- Brief
Check each line of the material. Copy those containing "this".

[Records that describe figures]
━━━━━━━━━━━━━━━━

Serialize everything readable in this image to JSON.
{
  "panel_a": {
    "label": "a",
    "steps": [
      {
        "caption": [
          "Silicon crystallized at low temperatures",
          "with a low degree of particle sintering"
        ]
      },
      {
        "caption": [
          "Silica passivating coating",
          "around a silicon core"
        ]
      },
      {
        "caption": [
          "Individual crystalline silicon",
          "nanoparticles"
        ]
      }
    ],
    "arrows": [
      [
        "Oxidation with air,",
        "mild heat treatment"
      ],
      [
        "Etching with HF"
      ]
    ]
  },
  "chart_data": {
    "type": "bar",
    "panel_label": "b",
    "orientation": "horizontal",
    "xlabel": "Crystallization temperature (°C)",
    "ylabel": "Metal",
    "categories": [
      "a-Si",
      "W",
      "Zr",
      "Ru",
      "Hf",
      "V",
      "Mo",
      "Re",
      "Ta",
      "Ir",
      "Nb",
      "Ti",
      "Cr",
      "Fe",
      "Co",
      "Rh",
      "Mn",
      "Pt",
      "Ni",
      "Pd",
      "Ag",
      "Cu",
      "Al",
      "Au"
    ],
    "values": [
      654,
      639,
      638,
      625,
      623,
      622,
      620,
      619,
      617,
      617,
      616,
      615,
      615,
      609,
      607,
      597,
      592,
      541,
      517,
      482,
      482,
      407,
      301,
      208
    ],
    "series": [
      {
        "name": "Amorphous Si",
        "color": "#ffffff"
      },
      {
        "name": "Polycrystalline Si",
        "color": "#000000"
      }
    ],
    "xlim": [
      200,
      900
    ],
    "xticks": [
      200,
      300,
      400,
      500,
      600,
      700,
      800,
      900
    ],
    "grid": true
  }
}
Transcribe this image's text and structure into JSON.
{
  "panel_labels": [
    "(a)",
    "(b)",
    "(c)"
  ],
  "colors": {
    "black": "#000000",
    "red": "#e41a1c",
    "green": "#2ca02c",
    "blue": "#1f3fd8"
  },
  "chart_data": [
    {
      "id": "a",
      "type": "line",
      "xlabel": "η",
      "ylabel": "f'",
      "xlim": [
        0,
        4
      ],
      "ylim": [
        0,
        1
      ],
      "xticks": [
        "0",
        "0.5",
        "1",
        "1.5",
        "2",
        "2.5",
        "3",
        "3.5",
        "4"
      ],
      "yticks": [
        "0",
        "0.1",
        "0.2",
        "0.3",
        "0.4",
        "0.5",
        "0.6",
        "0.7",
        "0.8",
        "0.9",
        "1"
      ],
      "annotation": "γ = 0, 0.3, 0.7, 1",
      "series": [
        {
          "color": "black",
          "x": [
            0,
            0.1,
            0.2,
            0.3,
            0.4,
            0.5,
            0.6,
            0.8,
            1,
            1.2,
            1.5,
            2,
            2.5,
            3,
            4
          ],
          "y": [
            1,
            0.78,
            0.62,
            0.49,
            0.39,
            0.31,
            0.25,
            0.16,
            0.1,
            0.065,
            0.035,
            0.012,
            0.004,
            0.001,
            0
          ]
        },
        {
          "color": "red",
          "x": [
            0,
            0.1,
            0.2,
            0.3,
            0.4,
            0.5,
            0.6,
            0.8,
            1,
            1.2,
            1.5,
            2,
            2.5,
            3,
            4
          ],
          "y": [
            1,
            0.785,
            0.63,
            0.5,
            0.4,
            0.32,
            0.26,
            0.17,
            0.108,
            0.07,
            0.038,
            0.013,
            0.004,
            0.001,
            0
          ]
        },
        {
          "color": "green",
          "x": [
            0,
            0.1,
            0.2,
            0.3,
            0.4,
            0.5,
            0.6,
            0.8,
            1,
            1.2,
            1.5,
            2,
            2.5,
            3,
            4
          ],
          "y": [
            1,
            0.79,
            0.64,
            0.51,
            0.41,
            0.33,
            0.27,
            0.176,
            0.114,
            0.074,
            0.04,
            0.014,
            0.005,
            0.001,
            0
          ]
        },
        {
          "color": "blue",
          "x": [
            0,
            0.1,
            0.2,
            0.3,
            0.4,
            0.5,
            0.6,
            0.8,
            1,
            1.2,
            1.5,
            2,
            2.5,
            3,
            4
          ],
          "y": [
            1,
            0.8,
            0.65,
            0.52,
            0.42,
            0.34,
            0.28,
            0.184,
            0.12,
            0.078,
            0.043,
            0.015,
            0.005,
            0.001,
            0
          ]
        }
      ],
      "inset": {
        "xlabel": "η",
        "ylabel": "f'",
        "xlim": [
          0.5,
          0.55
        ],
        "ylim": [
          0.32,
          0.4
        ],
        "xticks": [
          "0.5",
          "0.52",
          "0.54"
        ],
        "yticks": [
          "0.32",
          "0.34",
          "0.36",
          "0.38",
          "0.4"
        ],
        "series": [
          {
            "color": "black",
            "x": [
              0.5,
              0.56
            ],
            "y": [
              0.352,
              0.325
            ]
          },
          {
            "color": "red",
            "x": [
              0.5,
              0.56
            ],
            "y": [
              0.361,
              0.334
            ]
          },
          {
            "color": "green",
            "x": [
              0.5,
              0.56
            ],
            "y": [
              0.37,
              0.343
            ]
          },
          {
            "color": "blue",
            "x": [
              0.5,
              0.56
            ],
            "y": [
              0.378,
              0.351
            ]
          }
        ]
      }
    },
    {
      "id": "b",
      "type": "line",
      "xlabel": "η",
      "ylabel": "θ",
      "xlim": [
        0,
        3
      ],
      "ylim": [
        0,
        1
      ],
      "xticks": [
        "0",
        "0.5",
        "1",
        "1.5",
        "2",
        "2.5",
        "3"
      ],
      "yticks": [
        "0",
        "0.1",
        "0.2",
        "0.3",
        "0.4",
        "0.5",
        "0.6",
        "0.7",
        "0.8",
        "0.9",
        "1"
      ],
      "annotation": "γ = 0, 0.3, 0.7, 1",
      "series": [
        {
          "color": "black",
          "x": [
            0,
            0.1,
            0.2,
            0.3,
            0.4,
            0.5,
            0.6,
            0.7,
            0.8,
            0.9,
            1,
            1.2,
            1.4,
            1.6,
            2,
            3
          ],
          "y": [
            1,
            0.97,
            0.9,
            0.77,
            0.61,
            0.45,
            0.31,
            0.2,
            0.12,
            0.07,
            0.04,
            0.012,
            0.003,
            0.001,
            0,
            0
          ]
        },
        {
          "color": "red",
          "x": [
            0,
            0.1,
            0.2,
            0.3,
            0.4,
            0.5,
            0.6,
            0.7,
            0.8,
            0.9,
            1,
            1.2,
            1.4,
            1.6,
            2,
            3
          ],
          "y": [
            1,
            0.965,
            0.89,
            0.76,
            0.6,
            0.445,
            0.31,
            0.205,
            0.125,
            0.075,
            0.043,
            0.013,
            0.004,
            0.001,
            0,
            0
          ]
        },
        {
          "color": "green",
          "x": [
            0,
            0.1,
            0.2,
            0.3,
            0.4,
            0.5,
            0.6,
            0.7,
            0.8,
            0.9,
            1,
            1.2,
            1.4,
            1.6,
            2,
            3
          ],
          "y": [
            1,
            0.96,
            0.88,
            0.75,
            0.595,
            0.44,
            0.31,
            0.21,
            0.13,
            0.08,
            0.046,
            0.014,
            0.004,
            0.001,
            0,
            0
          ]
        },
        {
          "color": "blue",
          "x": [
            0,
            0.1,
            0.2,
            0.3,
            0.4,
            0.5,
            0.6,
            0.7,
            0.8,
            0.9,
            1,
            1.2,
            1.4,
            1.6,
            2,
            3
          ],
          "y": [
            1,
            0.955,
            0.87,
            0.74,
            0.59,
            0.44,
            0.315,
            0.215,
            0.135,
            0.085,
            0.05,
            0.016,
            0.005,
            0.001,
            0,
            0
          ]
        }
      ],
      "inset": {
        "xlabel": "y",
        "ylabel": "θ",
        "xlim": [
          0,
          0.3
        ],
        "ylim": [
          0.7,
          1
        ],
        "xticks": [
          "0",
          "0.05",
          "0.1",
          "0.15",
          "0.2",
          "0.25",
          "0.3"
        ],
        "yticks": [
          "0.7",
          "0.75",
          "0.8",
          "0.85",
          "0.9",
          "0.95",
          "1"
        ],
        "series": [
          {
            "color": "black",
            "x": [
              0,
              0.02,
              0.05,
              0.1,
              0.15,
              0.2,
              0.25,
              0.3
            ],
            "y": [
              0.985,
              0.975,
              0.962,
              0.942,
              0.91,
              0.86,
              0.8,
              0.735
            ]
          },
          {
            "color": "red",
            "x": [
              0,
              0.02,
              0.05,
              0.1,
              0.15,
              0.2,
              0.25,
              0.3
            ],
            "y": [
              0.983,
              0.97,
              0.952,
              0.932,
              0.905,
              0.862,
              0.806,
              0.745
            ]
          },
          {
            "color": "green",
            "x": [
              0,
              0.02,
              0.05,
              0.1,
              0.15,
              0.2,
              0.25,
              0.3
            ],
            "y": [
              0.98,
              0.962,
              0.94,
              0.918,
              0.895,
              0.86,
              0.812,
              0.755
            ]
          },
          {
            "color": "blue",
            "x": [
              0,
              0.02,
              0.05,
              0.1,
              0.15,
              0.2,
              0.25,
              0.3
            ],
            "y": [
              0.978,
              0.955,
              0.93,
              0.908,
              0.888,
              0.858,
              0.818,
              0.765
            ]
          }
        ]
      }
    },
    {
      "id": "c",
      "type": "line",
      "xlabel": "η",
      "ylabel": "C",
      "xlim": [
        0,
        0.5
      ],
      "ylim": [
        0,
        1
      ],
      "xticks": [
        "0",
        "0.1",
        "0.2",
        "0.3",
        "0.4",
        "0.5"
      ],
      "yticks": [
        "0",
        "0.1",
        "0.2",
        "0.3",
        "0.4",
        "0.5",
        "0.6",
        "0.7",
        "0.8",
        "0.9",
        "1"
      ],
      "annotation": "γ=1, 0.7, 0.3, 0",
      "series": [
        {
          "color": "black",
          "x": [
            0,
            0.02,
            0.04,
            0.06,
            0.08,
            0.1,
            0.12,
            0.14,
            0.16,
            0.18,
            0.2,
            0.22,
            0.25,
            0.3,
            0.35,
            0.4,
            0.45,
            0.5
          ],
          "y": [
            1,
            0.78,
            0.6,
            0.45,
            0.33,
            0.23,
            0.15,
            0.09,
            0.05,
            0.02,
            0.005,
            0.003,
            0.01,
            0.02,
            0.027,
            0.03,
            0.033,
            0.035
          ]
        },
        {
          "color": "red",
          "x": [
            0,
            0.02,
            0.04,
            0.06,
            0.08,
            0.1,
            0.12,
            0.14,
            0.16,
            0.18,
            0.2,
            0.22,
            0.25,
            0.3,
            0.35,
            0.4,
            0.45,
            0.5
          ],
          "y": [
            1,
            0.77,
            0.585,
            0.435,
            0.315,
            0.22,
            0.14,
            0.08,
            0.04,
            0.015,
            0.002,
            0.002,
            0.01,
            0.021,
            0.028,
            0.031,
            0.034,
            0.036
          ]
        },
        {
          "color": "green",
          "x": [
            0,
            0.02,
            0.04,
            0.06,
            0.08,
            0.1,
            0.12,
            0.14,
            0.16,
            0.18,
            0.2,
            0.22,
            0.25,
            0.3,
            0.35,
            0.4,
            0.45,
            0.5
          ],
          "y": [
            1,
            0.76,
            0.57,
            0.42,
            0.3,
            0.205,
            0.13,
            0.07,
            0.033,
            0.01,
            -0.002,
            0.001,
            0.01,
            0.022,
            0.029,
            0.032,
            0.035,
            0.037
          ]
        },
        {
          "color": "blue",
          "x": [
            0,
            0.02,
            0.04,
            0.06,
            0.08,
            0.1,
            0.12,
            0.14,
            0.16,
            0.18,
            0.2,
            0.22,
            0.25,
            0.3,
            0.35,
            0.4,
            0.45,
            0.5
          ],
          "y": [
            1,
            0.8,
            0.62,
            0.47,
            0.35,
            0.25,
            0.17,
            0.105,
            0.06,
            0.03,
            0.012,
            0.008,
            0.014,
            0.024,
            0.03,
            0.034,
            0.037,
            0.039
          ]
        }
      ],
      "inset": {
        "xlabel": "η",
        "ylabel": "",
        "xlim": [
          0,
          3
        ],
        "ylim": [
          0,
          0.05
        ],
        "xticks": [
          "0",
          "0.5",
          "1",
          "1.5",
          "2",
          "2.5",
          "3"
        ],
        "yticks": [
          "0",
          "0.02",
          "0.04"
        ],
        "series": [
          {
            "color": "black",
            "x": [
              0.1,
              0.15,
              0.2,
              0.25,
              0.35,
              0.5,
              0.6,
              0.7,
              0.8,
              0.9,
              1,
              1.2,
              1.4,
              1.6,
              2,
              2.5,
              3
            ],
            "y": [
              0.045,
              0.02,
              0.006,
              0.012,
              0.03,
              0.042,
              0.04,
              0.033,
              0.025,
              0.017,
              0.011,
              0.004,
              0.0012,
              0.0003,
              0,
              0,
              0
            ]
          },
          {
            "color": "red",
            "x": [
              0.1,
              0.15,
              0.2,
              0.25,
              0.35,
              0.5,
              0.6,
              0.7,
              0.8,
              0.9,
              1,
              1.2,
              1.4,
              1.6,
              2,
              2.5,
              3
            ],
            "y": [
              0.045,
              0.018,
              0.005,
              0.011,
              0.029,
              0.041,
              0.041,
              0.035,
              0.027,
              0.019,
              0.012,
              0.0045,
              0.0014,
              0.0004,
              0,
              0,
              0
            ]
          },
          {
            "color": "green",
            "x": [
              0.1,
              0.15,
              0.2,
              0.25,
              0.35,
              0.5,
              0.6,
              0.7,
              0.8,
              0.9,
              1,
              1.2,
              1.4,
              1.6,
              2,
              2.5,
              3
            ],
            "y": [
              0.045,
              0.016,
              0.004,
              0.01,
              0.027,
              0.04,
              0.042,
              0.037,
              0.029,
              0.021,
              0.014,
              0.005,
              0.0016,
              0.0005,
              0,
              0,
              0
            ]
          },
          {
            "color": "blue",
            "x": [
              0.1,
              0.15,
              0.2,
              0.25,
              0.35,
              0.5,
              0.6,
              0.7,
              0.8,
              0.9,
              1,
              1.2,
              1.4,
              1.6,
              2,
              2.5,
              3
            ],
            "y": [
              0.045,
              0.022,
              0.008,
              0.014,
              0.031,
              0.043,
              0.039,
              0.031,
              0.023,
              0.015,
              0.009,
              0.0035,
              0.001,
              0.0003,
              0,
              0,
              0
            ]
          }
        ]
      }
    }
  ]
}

━━━━━━━━━━━━━━━━

- Correct answer
Serialize everything readable in this image to JSON.
Transcribe this image's text and structure into JSON.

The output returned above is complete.